■ **Task prompt**: Copy each line that contains the word "подарки".

Extracted records:

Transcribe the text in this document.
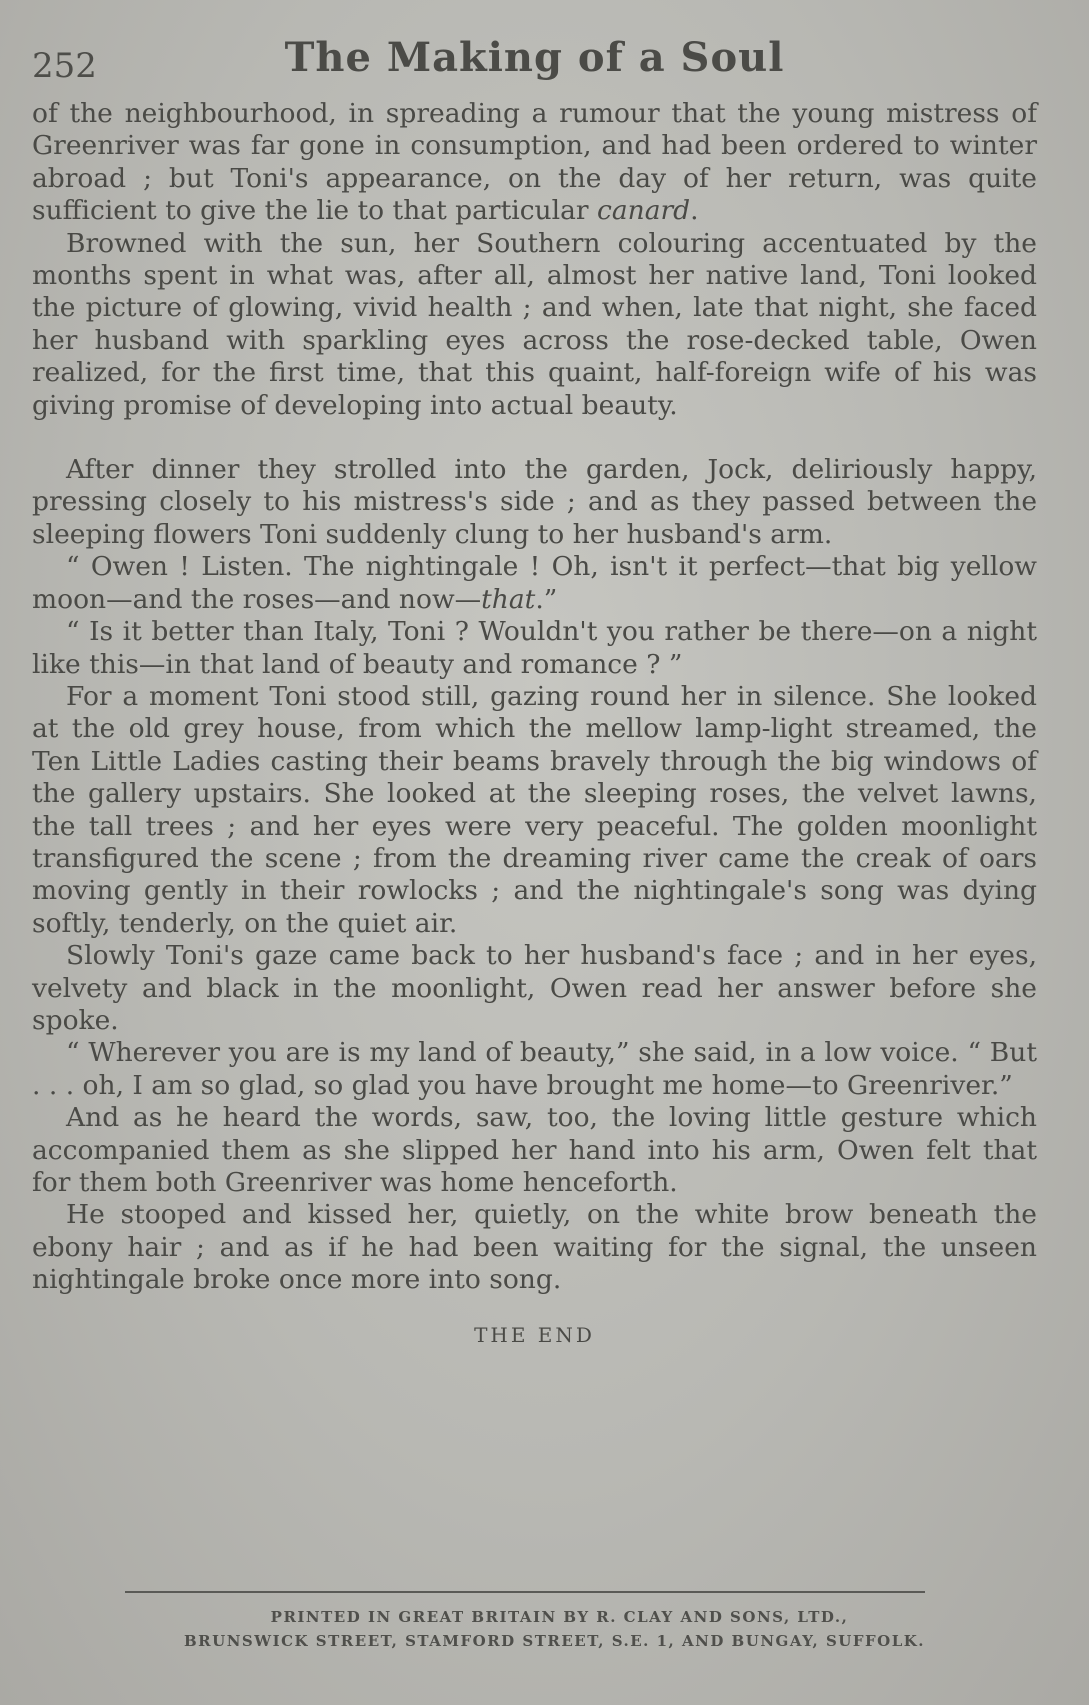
252	The Making of a Soul

of the neighbourhood, in spreading a rumour that the young mistress of Greenriver was far gone in consumption, and had been ordered to winter abroad ; but Toni's appearance, on the day of her return, was quite sufficient to give the lie to that particular canard.

Browned with the sun, her Southern colouring accentuated by the months spent in what was, after all, almost her native land, Toni looked the picture of glowing, vivid health ; and when, late that night, she faced her husband with sparkling eyes across the rose-decked table, Owen realized, for the first time, that this quaint, half-foreign wife of his was giving promise of developing into actual beauty.

After dinner they strolled into the garden, Jock, deliriously happy, pressing closely to his mistress's side ; and as they passed between the sleeping flowers Toni suddenly clung to her husband's arm.

“ Owen ! Listen. The nightingale ! Oh, isn't it perfect—that big yellow moon—and the roses—and now—that.”

“ Is it better than Italy, Toni ? Wouldn't you rather be there—on a night like this—in that land of beauty and romance ? ”

For a moment Toni stood still, gazing round her in silence. She looked at the old grey house, from which the mellow lamp-light streamed, the Ten Little Ladies casting their beams bravely through the big windows of the gallery upstairs. She looked at the sleeping roses, the velvet lawns, the tall trees ; and her eyes were very peaceful. The golden moonlight transfigured the scene ; from the dreaming river came the creak of oars moving gently in their rowlocks ; and the nightingale's song was dying softly, tenderly, on the quiet air.

Slowly Toni's gaze came back to her husband's face ; and in her eyes, velvety and black in the moonlight, Owen read her answer before she spoke.

“ Wherever you are is my land of beauty,” she said, in a low voice. “ But . . . oh, I am so glad, so glad you have brought me home—to Greenriver.”

And as he heard the words, saw, too, the loving little gesture which accompanied them as she slipped her hand into his arm, Owen felt that for them both Greenriver was home henceforth.

He stooped and kissed her, quietly, on the white brow beneath the ebony hair ; and as if he had been waiting for the signal, the unseen nightingale broke once more into song.

THE END
PRINTED IN GREAT BRITAIN BY R. CLAY AND SONS, LTD.,
BRUNSWICK STREET, STAMFORD STREET, S.E. 1, AND BUNGAY, SUFFOLK.
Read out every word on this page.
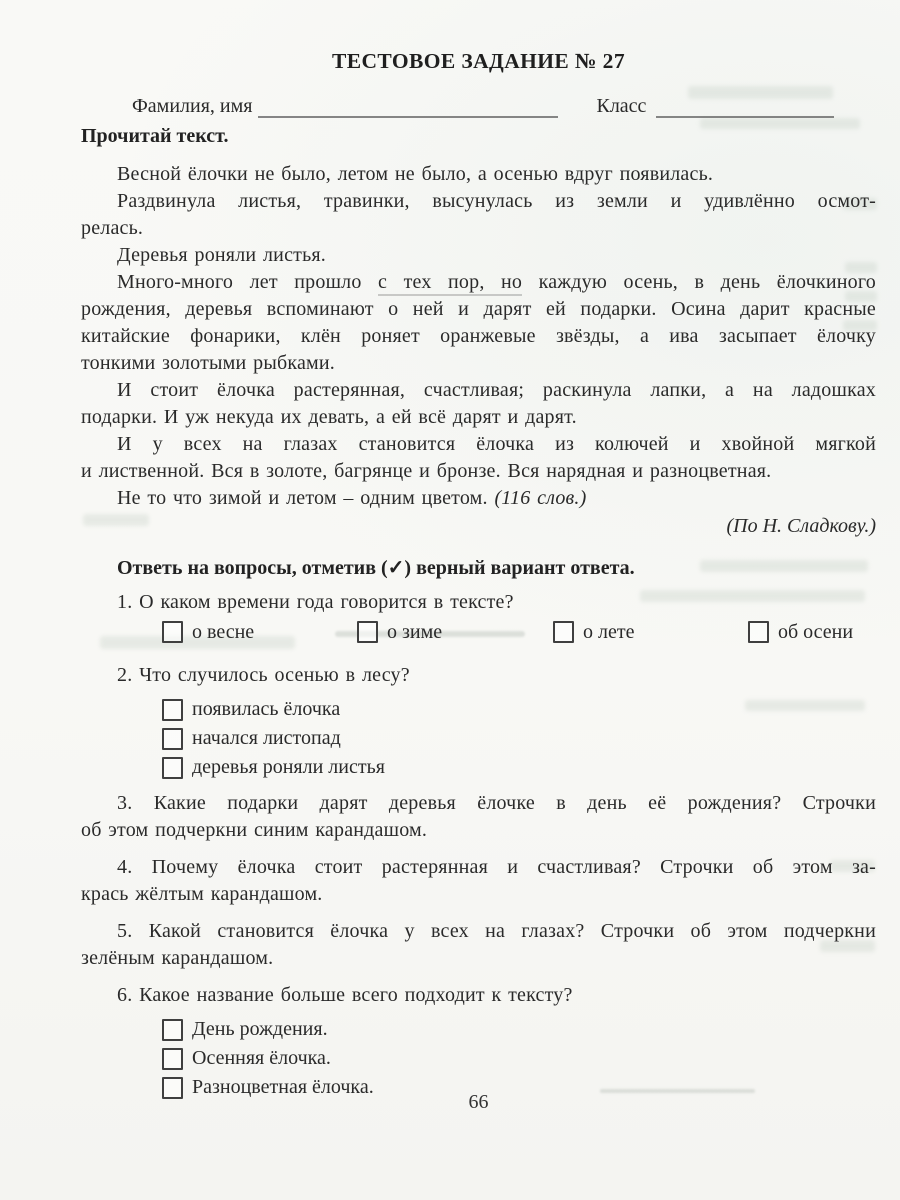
ТЕСТОВОЕ ЗАДАНИЕ № 27
Фамилия, имя	Класс
Прочитай текст.
Весной ёлочки не было, летом не было, а осенью вдруг появилась.
Раздвинула листья, травинки, высунулась из земли и удивлённо осмот-
релась.
Деревья роняли листья.
Много-много лет прошло с тех пор, но каждую осень, в день ёлочкиного
рождения, деревья вспоминают о ней и дарят ей подарки. Осина дарит красные
китайские фонарики, клён роняет оранжевые звёзды, а ива засыпает ёлочку
тонкими золотыми рыбками.
И стоит ёлочка растерянная, счастливая; раскинула лапки, а на ладошках
подарки. И уж некуда их девать, а ей всё дарят и дарят.
И у всех на глазах становится ёлочка из колючей и хвойной мягкой
и лиственной. Вся в золоте, багрянце и бронзе. Вся нарядная и разноцветная.
Не то что зимой и летом – одним цветом. (116 слов.)
(По Н. Сладкову.)
Ответь на вопросы, отметив (✓) верный вариант ответа.
1. О каком времени года говорится в тексте?
о весне	о зиме	о лете	об осени
2. Что случилось осенью в лесу?
появилась ёлочка
начался листопад
деревья роняли листья
3. Какие подарки дарят деревья ёлочке в день её рождения? Строчки
об этом подчеркни синим карандашом.
4. Почему ёлочка стоит растерянная и счастливая? Строчки об этом за-
крась жёлтым карандашом.
5. Какой становится ёлочка у всех на глазах? Строчки об этом подчеркни
зелёным карандашом.
6. Какое название больше всего подходит к тексту?
День рождения.
Осенняя ёлочка.
Разноцветная ёлочка.
66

■ **Solved problem**:
рождения, деревья вспоминают о ней и дарят ей подарки. Осина дарит красные
подарки. И уж некуда их девать, а ей всё дарят и дарят.
3. Какие подарки дарят деревья ёлочке в день её рождения? Строчки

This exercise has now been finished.